- **Document passage**:
——————
International Legal Regimes to Balance the Protection of Prairies and Grasslands with Their Agricultural Use Part One – Grasslands at Risk

Center for International Trade and Agriculture (CITA) Working Paper No. 1-2010

77 Pages Posted: 13 Oct 2010

See all articles by John W. Head

John W. Head

University of Kansas - School of Law

Date Written: September 21, 2010

Abstract

Grasslands abound on Earth, but humans have damaged them profoundly. This paper – part of a book project focusing on the international legal regimes needed to strike an appropriate balance between the protection of grassland areas and their use for agricultural production – identifies where grasslands are located, what makes them distinct parts of our natural order, how they have been degraded, and why that matters.

Some points that are fundamental to this discussion include these: (1) grassland ecoregions exist both in tropical and in temperate zones of the Earth, and while there are important differences both between and within each of these two categories of grasslands, their similarities warrant looking at the two together; (2) grasslands are dramatically more complex and full of life than most people realize, and indeed the subtlety of their richness probably contributes to their abuse; (3) that abuse takes many forms and springs from many causes, including urban encroachment, forest encroachment (especially through fire suppression), habitat fragmentation, agricultural conversion, inappropriate grazing practices, water mismanagement, and recreational frivolity; and (4) human abuse of the world’s grasslands incurs a huge economic and financial cost to this and future generations, in part because it squanders the benefits that grasslands can provide by way of protecting water quality, buffering drastic natural phenomena (such as storms and floods), conserving soil resources, facilitating prudent recreation, maintaining critical habitat for wildlife, protecting biodiversity more generally, and contributing to the global food supply through sustainable use in agricultural and livestock operations.
——————
- **Data entries**:
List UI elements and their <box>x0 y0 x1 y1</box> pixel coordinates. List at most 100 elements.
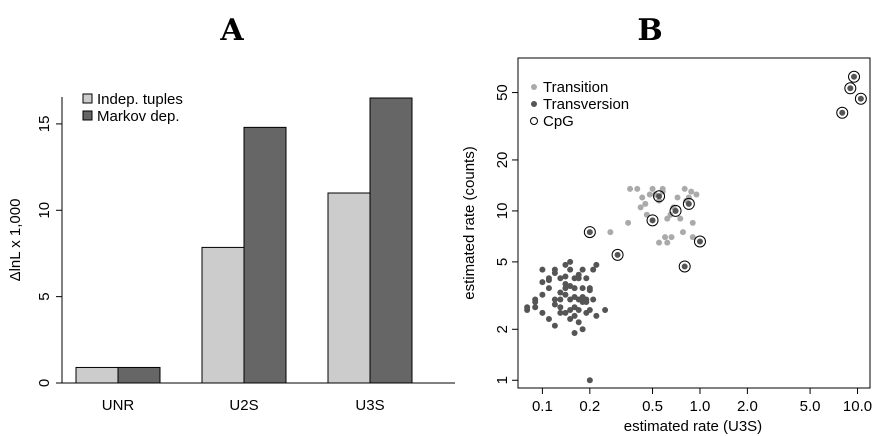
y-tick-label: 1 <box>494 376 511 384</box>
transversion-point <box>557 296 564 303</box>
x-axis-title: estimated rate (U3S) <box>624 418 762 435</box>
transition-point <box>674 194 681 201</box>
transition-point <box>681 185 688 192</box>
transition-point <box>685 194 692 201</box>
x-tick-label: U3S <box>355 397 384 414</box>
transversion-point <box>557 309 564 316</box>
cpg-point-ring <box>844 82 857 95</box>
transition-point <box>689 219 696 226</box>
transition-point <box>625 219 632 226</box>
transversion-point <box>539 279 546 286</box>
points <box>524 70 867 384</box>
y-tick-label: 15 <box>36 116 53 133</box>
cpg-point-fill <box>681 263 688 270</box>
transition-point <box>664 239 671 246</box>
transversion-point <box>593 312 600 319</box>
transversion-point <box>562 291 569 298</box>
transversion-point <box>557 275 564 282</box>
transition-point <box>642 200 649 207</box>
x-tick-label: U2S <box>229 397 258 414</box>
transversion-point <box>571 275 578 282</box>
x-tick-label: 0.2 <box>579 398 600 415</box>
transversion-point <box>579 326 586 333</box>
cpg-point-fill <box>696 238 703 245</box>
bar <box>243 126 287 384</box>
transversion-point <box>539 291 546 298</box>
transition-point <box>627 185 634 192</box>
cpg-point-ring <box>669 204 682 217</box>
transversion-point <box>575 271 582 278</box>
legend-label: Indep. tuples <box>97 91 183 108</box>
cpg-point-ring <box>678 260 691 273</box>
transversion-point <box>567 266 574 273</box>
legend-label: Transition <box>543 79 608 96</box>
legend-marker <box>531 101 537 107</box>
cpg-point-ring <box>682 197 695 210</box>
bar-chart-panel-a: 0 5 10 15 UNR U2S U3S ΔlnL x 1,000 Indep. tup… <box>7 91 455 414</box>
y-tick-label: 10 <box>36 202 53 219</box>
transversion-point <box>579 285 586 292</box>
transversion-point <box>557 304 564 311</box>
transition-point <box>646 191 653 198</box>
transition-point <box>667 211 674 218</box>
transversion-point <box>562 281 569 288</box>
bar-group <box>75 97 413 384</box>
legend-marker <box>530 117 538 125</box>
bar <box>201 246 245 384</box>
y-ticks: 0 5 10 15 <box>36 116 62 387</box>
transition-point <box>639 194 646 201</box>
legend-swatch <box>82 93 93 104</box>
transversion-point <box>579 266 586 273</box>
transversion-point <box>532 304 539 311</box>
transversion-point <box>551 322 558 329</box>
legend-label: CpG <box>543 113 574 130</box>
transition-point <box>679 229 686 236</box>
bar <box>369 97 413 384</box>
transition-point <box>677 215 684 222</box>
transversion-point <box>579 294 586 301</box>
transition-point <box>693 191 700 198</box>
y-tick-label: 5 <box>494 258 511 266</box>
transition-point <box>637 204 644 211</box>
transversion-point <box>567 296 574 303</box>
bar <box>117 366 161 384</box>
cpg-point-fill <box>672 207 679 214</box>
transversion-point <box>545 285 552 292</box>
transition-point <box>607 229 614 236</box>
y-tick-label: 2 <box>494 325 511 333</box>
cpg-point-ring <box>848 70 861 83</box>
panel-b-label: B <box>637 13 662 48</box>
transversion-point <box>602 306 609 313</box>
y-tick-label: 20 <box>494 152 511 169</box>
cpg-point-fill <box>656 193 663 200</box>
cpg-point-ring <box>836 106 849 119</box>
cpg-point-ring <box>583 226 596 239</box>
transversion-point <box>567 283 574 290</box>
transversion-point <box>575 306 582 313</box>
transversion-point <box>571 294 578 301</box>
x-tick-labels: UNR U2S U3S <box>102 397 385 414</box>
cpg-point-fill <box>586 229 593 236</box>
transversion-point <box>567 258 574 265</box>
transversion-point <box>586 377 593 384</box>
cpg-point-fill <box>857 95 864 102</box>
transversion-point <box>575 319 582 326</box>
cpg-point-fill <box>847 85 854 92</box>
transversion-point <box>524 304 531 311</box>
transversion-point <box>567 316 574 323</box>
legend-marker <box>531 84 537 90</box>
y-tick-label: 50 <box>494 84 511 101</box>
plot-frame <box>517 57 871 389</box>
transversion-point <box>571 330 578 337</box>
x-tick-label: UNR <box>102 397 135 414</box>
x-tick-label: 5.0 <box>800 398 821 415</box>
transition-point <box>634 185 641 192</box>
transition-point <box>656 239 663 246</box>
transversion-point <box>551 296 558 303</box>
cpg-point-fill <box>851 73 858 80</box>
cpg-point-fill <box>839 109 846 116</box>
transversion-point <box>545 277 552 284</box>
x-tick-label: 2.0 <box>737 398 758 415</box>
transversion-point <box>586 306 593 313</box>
——————
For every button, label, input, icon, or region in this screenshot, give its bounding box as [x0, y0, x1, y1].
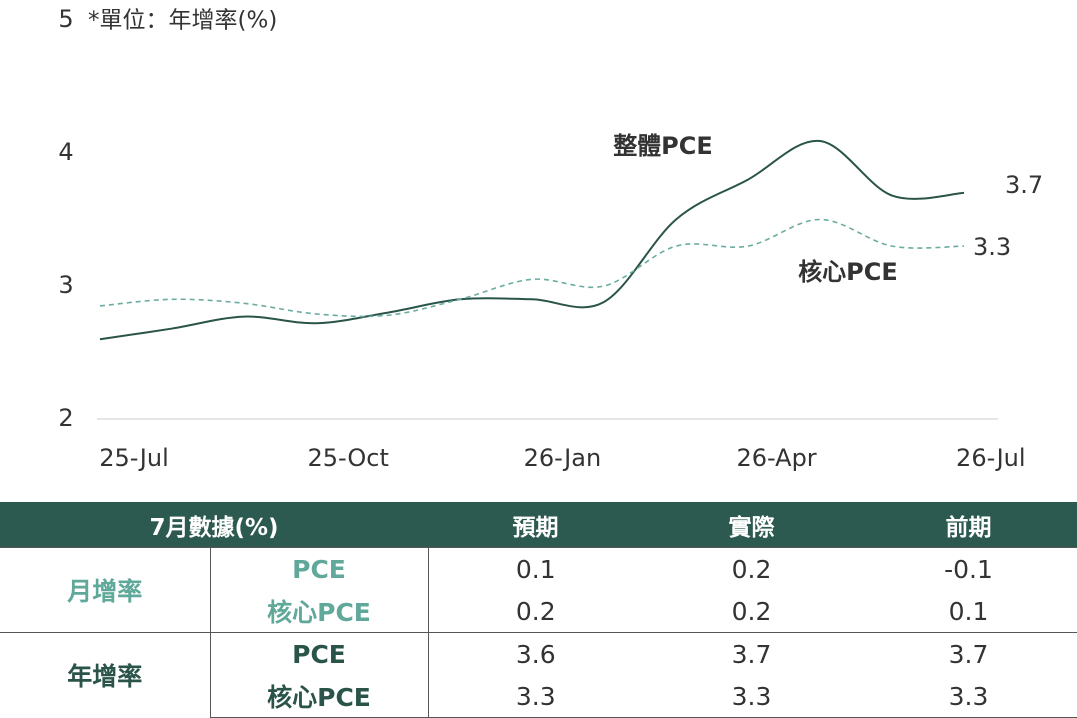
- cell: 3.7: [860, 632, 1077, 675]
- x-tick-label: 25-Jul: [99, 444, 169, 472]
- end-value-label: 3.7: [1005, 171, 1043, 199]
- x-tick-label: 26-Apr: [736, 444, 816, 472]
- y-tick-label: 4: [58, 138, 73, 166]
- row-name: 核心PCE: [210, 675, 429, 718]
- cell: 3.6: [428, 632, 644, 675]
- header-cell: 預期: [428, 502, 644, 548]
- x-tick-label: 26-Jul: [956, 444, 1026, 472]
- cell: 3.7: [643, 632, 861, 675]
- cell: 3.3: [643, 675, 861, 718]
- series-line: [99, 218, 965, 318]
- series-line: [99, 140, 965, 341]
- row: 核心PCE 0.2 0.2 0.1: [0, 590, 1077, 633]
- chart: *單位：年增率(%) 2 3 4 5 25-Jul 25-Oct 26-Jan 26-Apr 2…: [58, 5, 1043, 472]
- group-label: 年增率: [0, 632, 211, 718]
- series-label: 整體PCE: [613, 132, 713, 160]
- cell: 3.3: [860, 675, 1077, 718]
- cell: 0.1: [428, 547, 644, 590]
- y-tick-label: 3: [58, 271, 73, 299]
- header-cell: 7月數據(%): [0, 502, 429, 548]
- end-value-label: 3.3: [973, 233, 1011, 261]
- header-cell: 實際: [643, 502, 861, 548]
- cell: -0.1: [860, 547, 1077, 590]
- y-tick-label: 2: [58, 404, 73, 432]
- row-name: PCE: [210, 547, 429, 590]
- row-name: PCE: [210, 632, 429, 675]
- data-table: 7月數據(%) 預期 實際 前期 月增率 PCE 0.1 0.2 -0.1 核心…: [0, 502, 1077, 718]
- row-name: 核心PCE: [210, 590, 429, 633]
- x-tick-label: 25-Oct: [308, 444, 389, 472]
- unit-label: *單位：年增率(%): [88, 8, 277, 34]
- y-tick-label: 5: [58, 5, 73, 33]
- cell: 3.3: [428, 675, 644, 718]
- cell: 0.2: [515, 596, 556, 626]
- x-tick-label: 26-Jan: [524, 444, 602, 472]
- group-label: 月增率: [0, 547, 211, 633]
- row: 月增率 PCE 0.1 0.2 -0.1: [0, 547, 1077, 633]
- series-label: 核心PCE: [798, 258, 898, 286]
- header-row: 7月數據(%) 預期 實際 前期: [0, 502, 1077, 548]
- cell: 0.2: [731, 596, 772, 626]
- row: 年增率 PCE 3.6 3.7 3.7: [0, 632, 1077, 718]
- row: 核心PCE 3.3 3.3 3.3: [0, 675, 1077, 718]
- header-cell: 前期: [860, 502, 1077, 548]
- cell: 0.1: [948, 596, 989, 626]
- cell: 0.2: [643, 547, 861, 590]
——————
- **Prompt**: Retype the stretch of the grasslands abstract from "Date Written: September" through "why that matters.".

- **Reply to the exercise**:
Date Written: September 21, 2010

Abstract

Grasslands abound on Earth, but humans have damaged them profoundly. This paper – part of a book project focusing on the international legal regimes needed to strike an appropriate balance between the protection of grassland areas and their use for agricultural production – identifies where grasslands are located, what makes them distinct parts of our natural order, how they have been degraded, and why that matters.